AIM OF THE TASK:
Extract precisely the lines that run from the line containing "Type out the text in this image." to the end of the records below, with both ends included and pictures omitted.
* * * * * * * * *
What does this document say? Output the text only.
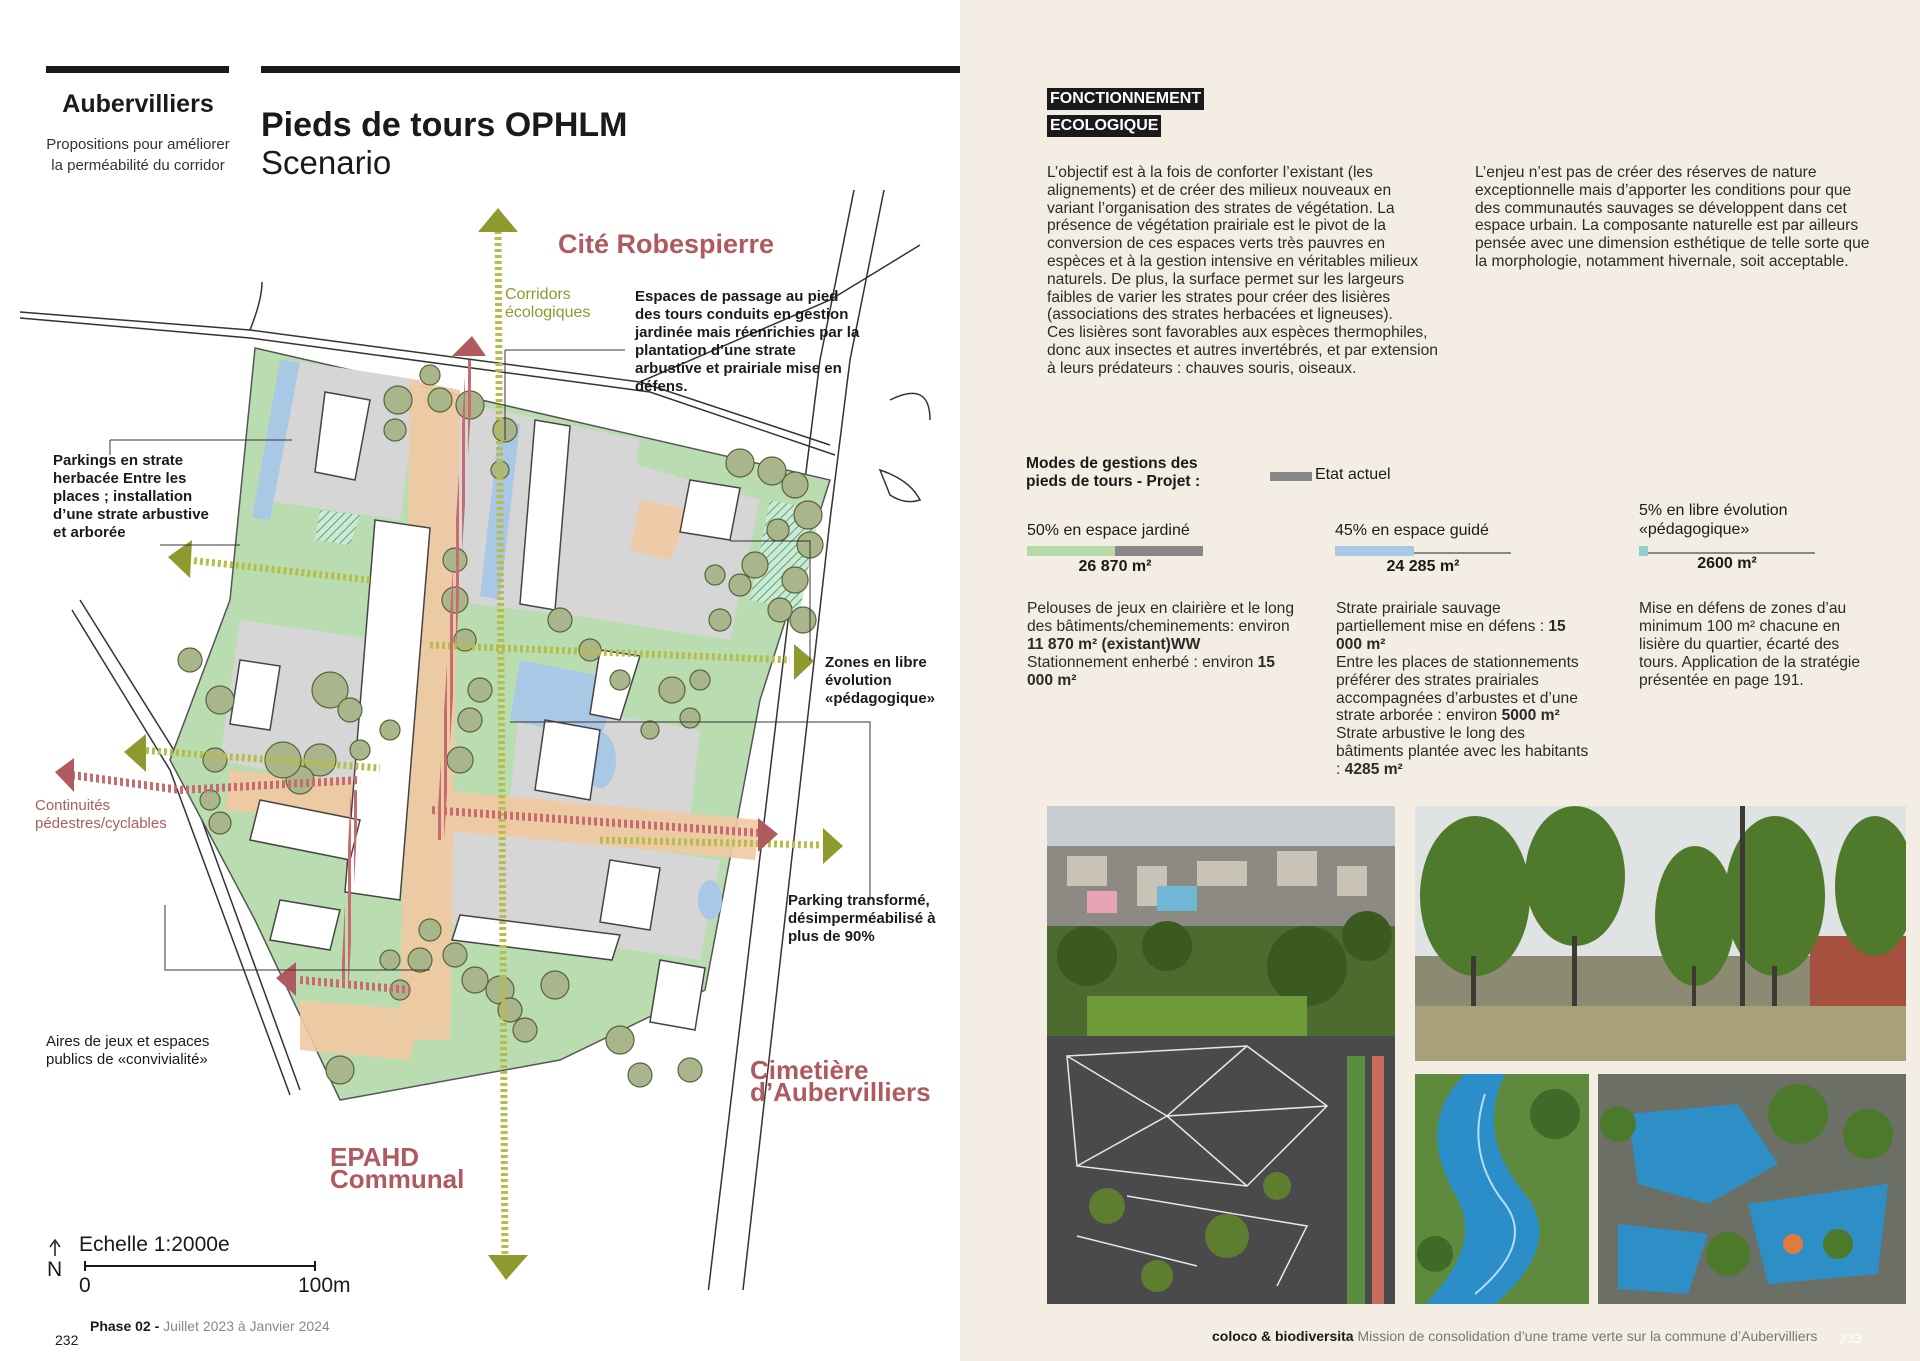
Aubervilliers
Propositions pour améliorer la perméabilité du corridor
Pieds de tours OPHLM
Scenario
Cité Robespierre
Corridors écologiques
Espaces de passage au pied des tours conduits en gestion jardinée mais réenrichies par la plantation d’une strate arbustive et prairiale mise en défens.
Parkings en strate herbacée Entre les places ; installation d’une strate arbustive et arborée
Zones en libre évolution «pédagogique»
Continuités pédestres/cyclables
Parking transformé, désimperméabilisé à plus de 90%
Aires de jeux et espaces publics de «convivialité»	Cimetière
d’Aubervilliers
EPAHD
Communal
N
Echelle 1:2000e
0	100m
Phase 02 - Juillet 2023 à Janvier 2024
232
FONCTIONNEMENT
ECOLOGIQUE
L’objectif est à la fois de conforter l’existant (les alignements) et de créer des milieux nouveaux en variant l’organisation des strates de végétation. La présence de végétation prairiale est le pivot de la conversion de ces espaces verts très pauvres en espèces et à la gestion intensive en véritables milieux naturels. De plus, la surface permet sur les largeurs faibles de varier les strates pour créer des lisières (associations des strates herbacées et ligneuses).
Ces lisières sont favorables aux espèces thermophiles, donc aux insectes et autres invertébrés, et par extension à leurs prédateurs : chauves souris, oiseaux.
L’enjeu n’est pas de créer des réserves de nature exceptionnelle mais d’apporter les conditions pour que des communautés sauvages se développent dans cet espace urbain. La composante naturelle est par ailleurs pensée avec une dimension esthétique de telle sorte que la morphologie, notamment hivernale, soit acceptable.
Modes de gestions des pieds de tours - Projet :	Etat actuel
50% en espace jardiné
26 870 m²
Pelouses de jeux en clairière et le long des bâtiments/cheminements: environ 11 870 m² (existant)WW
Stationnement enherbé : environ 15 000 m²
45% en espace guidé
24 285 m²
Strate prairiale sauvage partiellement mise en défens : 15 000 m²
Entre les places de stationnements préférer des strates prairiales accompagnées d’arbustes et d’une strate arborée : environ 5000 m²
Strate arbustive le long des bâtiments plantée avec les habitants : 4285 m²
5% en libre évolution «pédagogique»
2600 m²
Mise en défens de zones d’au minimum 100 m² chacune en lisière du quartier, écarté des tours. Application de la stratégie présentée en page 191.
coloco & biodiversita Mission de consolidation d’une trame verte sur la commune d’Aubervilliers 233
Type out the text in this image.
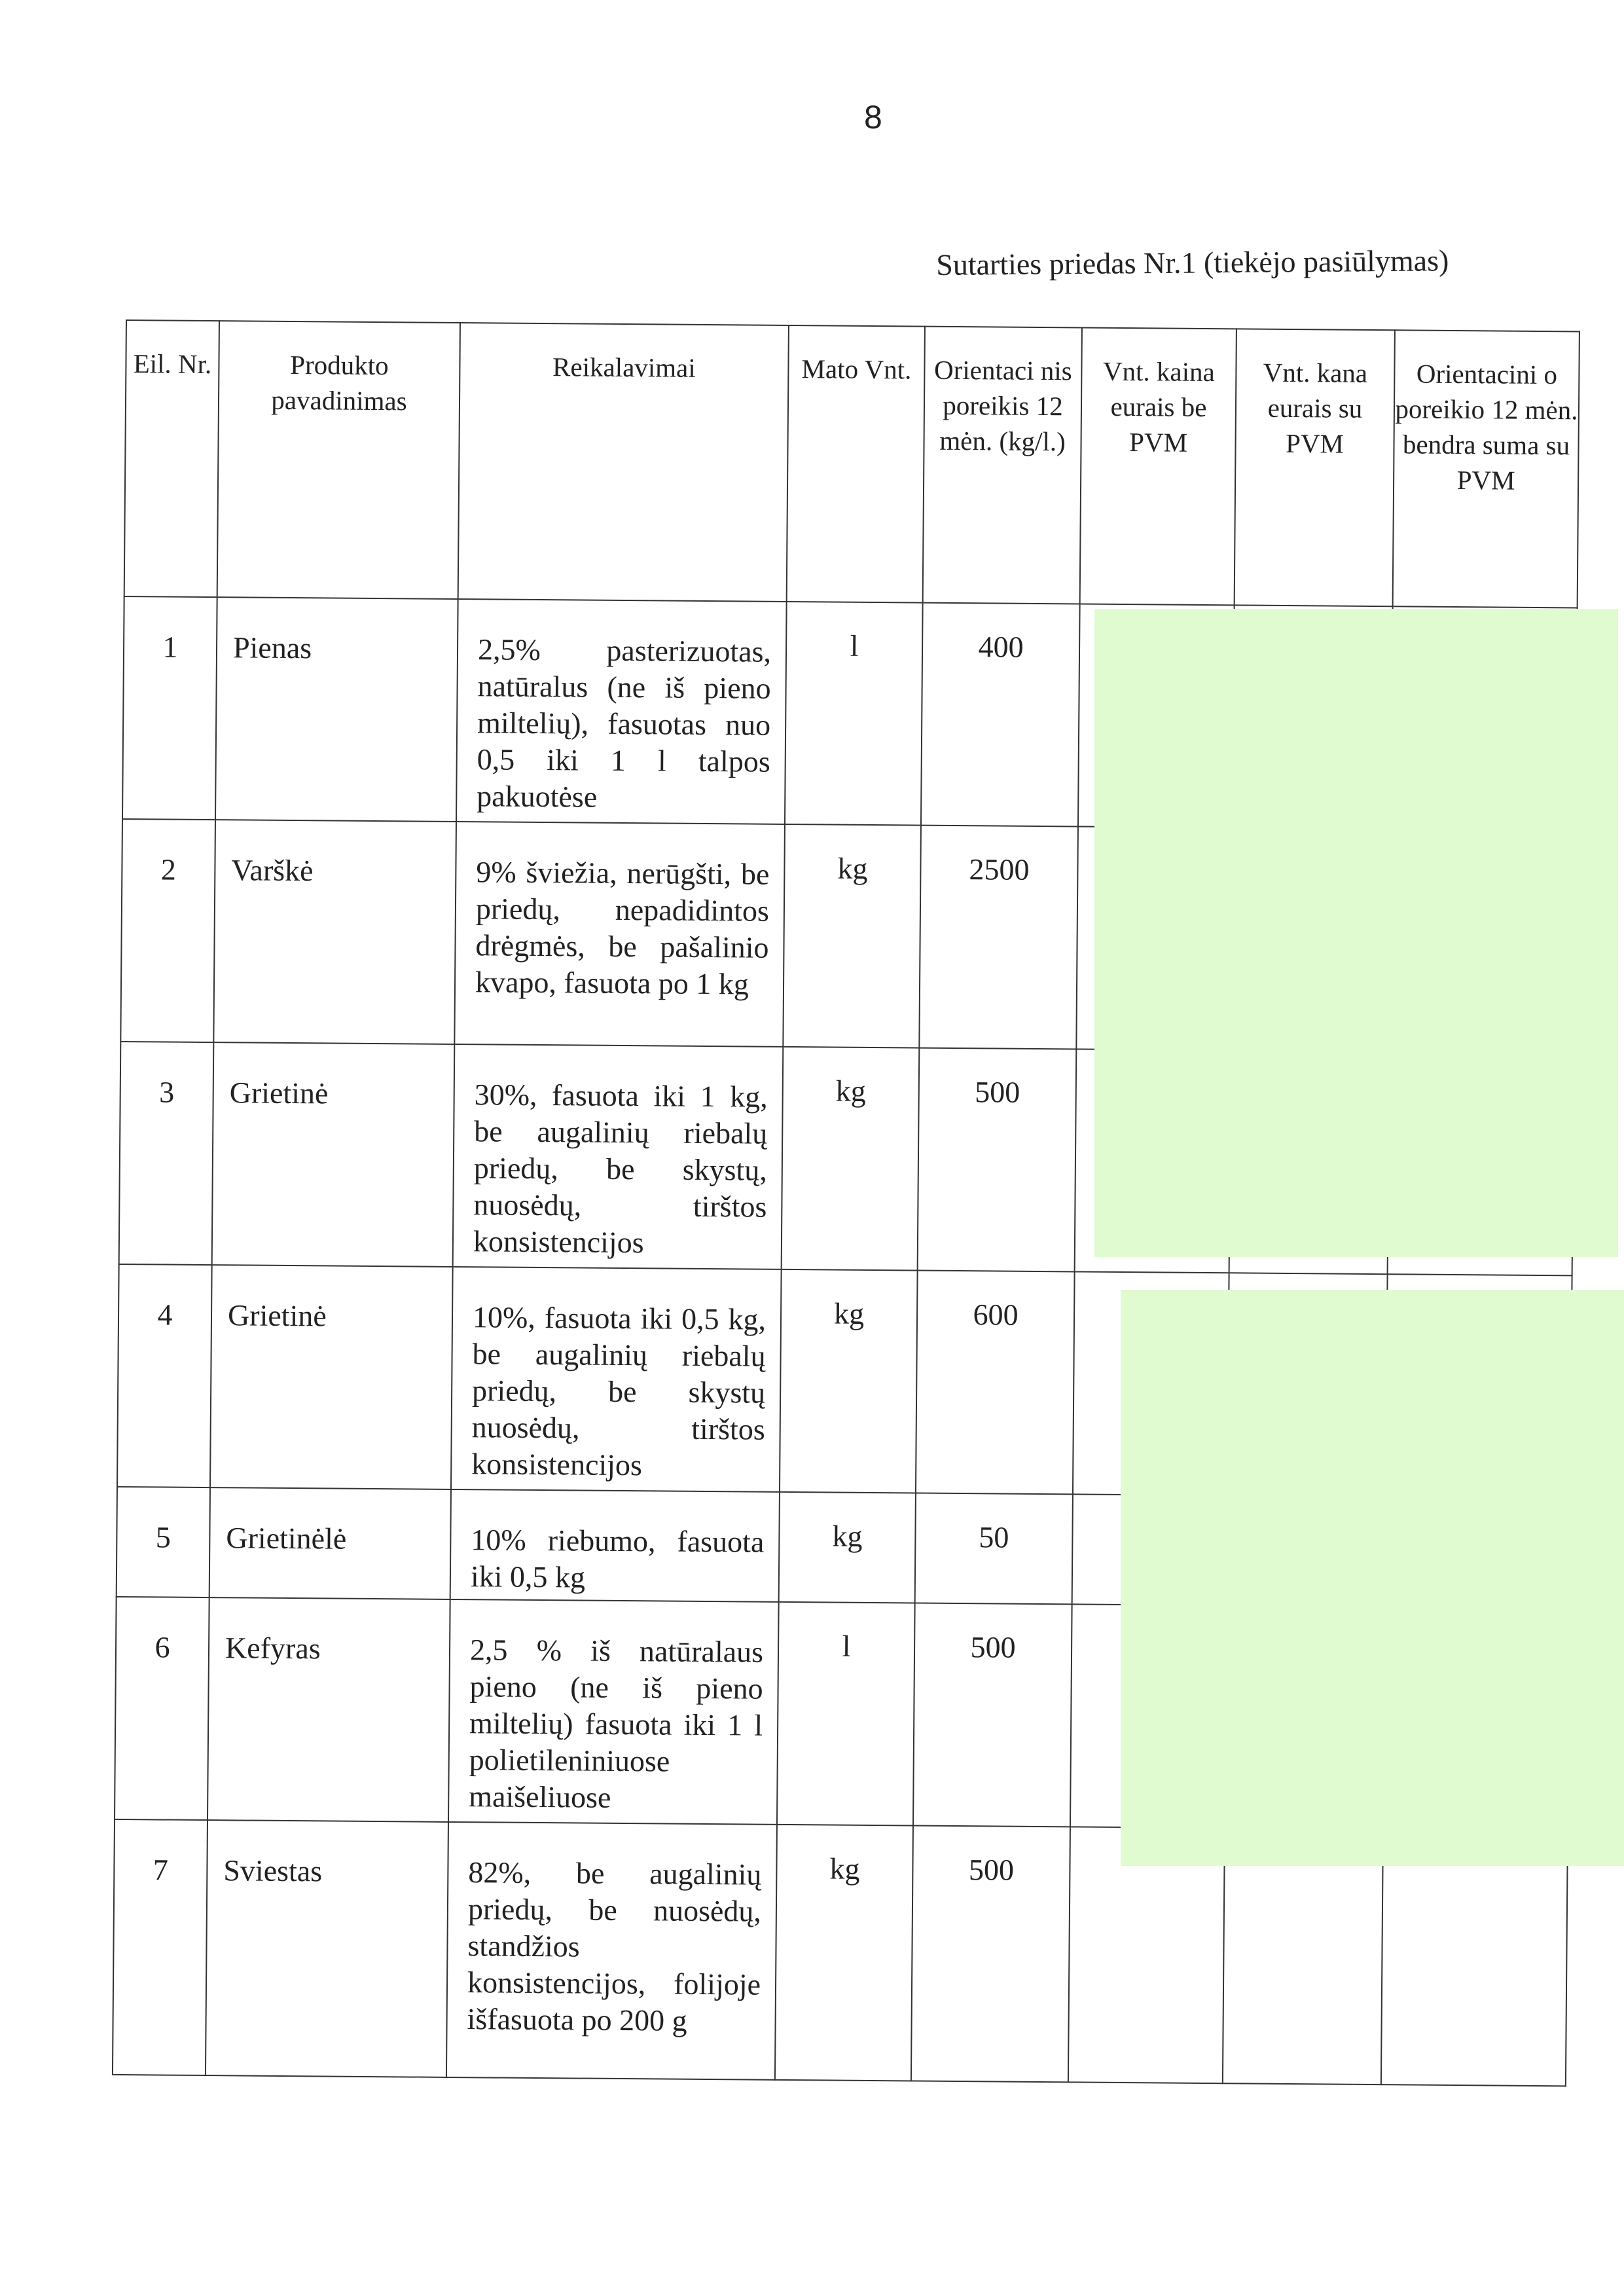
8
Sutarties priedas Nr.1 (tiekėjo pasiūlymas)
Eil. Nr.	Produkto pavadinimas	Reikalavimai	Mato Vnt.	Orientaci nis poreikis 12 mėn. (kg/l.)	Vnt. kaina eurais be PVM	Vnt. kana eurais su PVM	Orientacini o poreikio 12 mėn. bendra suma su PVM
1	Pienas	2,5% pasterizuotas, natūralus (ne iš pieno miltelių), fasuotas nuo 0,5 iki 1 l talpos pakuotėse	l	400			
2	Varškė	9% šviežia, nerūgšti, be priedų, nepadidintos drėgmės, be pašalinio kvapo, fasuota po 1 kg	kg	2500			
3	Grietinė	30%, fasuota iki 1 kg, be augalinių riebalų priedų, be skystų, nuosėdų, tirštos konsistencijos	kg	500			
4	Grietinė	10%, fasuota iki 0,5 kg, be augalinių riebalų priedų, be skystų nuosėdų, tirštos konsistencijos	kg	600			
5	Grietinėlė	10% riebumo, fasuota iki 0,5 kg	kg	50			
6	Kefyras	2,5 % iš natūralaus pieno (ne iš pieno miltelių) fasuota iki 1 l polietileniniuose maišeliuose	l	500			
7	Sviestas	82%, be augalinių priedų, be nuosėdų, standžios konsistencijos, folijoje išfasuota po 200 g	kg	500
* * * * * * * * *
ANSWER TO THIS TASK:
Type out the text in this image.
8
Sutarties priedas Nr.1 (tiekėjo pasiūlymas)
Eil. Nr.	Produkto pavadinimas	Reikalavimai	Mato Vnt.	Orientaci nis poreikis 12 mėn. (kg/l.)	Vnt. kaina eurais be PVM	Vnt. kana eurais su PVM	Orientacini o poreikio 12 mėn. bendra suma su PVM
1	Pienas	2,5% pasterizuotas, natūralus (ne iš pieno miltelių), fasuotas nuo 0,5 iki 1 l talpos pakuotėse	l	400			
2	Varškė	9% šviežia, nerūgšti, be priedų, nepadidintos drėgmės, be pašalinio kvapo, fasuota po 1 kg	kg	2500			
3	Grietinė	30%, fasuota iki 1 kg, be augalinių riebalų priedų, be skystų, nuosėdų, tirštos konsistencijos	kg	500			
4	Grietinė	10%, fasuota iki 0,5 kg, be augalinių riebalų priedų, be skystų nuosėdų, tirštos konsistencijos	kg	600			
5	Grietinėlė	10% riebumo, fasuota iki 0,5 kg	kg	50			
6	Kefyras	2,5 % iš natūralaus pieno (ne iš pieno miltelių) fasuota iki 1 l polietileniniuose maišeliuose	l	500			
7	Sviestas	82%, be augalinių priedų, be nuosėdų, standžios konsistencijos, folijoje išfasuota po 200 g	kg	500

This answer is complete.